■ Given task ■
Repeat all the records exactly, omitting pictures.

■ Dataset rows ■
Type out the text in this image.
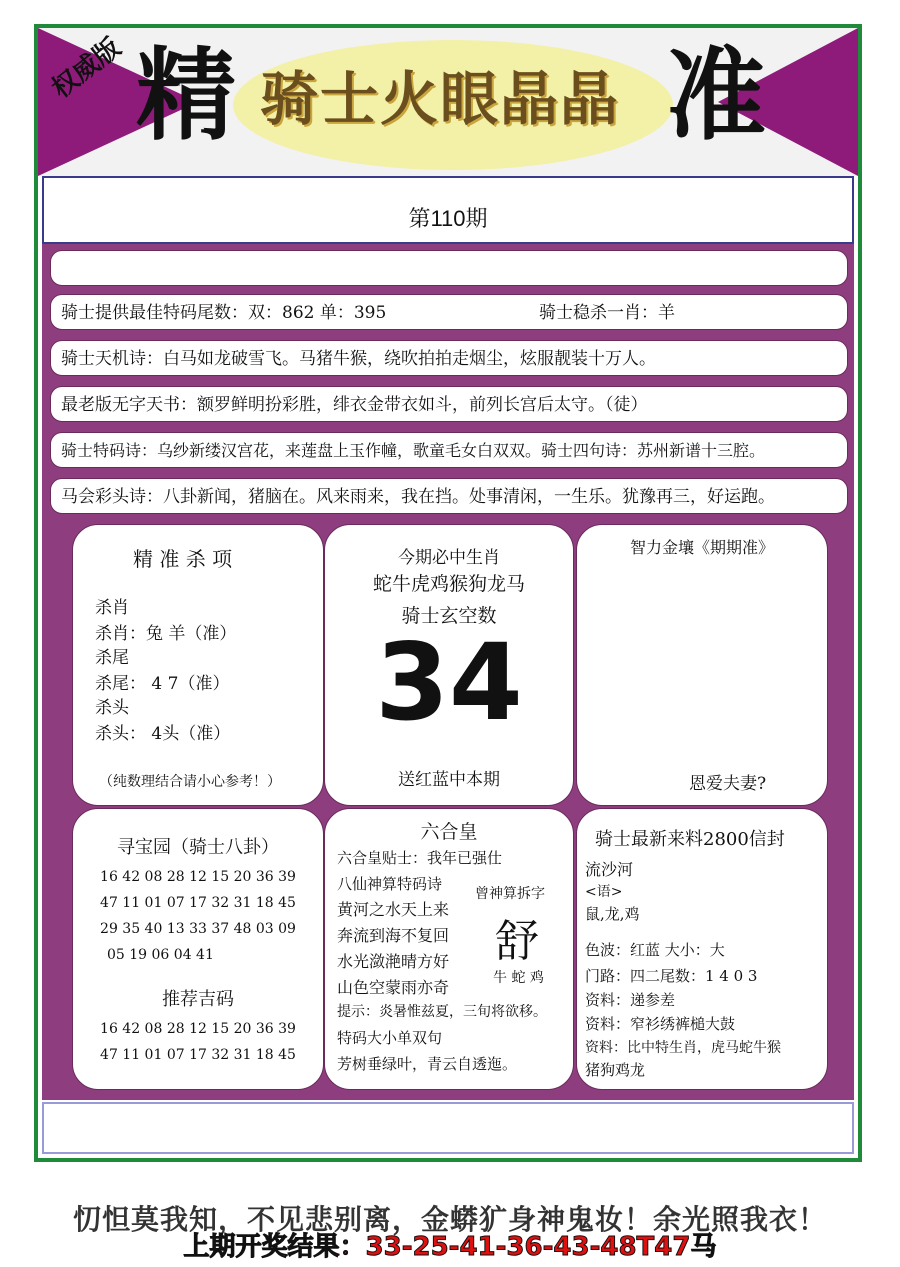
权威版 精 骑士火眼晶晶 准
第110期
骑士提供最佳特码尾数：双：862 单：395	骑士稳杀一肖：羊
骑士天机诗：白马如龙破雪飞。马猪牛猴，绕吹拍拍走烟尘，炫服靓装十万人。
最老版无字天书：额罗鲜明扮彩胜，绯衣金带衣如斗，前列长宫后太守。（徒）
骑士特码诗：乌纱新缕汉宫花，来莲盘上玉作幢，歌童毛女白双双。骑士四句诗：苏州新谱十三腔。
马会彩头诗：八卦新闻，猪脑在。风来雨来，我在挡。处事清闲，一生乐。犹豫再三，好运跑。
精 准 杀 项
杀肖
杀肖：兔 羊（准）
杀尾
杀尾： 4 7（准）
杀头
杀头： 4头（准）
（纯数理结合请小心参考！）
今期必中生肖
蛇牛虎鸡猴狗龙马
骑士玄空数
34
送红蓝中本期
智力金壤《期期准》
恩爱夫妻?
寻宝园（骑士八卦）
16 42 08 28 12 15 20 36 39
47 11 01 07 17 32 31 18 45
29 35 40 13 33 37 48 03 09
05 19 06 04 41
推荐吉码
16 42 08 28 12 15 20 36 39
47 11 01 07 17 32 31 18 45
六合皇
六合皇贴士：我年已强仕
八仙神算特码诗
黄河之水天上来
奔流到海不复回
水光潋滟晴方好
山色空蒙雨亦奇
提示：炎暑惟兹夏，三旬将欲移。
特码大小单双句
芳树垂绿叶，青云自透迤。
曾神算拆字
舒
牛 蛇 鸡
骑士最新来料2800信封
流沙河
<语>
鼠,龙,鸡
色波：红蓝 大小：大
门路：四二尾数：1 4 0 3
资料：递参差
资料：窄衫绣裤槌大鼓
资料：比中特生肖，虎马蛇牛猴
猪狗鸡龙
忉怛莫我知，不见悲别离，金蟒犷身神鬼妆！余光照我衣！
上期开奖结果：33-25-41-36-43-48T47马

■ Final answer ■
Type out the text in this image.
权威版 精 骑士火眼晶晶 准
第110期
骑士提供最佳特码尾数：双：862 单：395	骑士稳杀一肖：羊
骑士天机诗：白马如龙破雪飞。马猪牛猴，绕吹拍拍走烟尘，炫服靓装十万人。
最老版无字天书：额罗鲜明扮彩胜，绯衣金带衣如斗，前列长宫后太守。（徒）
骑士特码诗：乌纱新缕汉宫花，来莲盘上玉作幢，歌童毛女白双双。骑士四句诗：苏州新谱十三腔。
马会彩头诗：八卦新闻，猪脑在。风来雨来，我在挡。处事清闲，一生乐。犹豫再三，好运跑。
精 准 杀 项
杀肖
杀肖：兔 羊（准）
杀尾
杀尾： 4 7（准）
杀头
杀头： 4头（准）
（纯数理结合请小心参考！）
今期必中生肖
蛇牛虎鸡猴狗龙马
骑士玄空数
34
送红蓝中本期
智力金壤《期期准》
恩爱夫妻?
寻宝园（骑士八卦）
16 42 08 28 12 15 20 36 39
47 11 01 07 17 32 31 18 45
29 35 40 13 33 37 48 03 09
05 19 06 04 41
推荐吉码
16 42 08 28 12 15 20 36 39
47 11 01 07 17 32 31 18 45
六合皇
六合皇贴士：我年已强仕
八仙神算特码诗
黄河之水天上来
奔流到海不复回
水光潋滟晴方好
山色空蒙雨亦奇
提示：炎暑惟兹夏，三旬将欲移。
特码大小单双句
芳树垂绿叶，青云自透迤。
曾神算拆字
舒
牛 蛇 鸡
骑士最新来料2800信封
流沙河
<语>
鼠,龙,鸡
色波：红蓝 大小：大
门路：四二尾数：1 4 0 3
资料：递参差
资料：窄衫绣裤槌大鼓
资料：比中特生肖，虎马蛇牛猴
猪狗鸡龙
忉怛莫我知，不见悲别离，金蟒犷身神鬼妆！余光照我衣！
上期开奖结果：33-25-41-36-43-48T47马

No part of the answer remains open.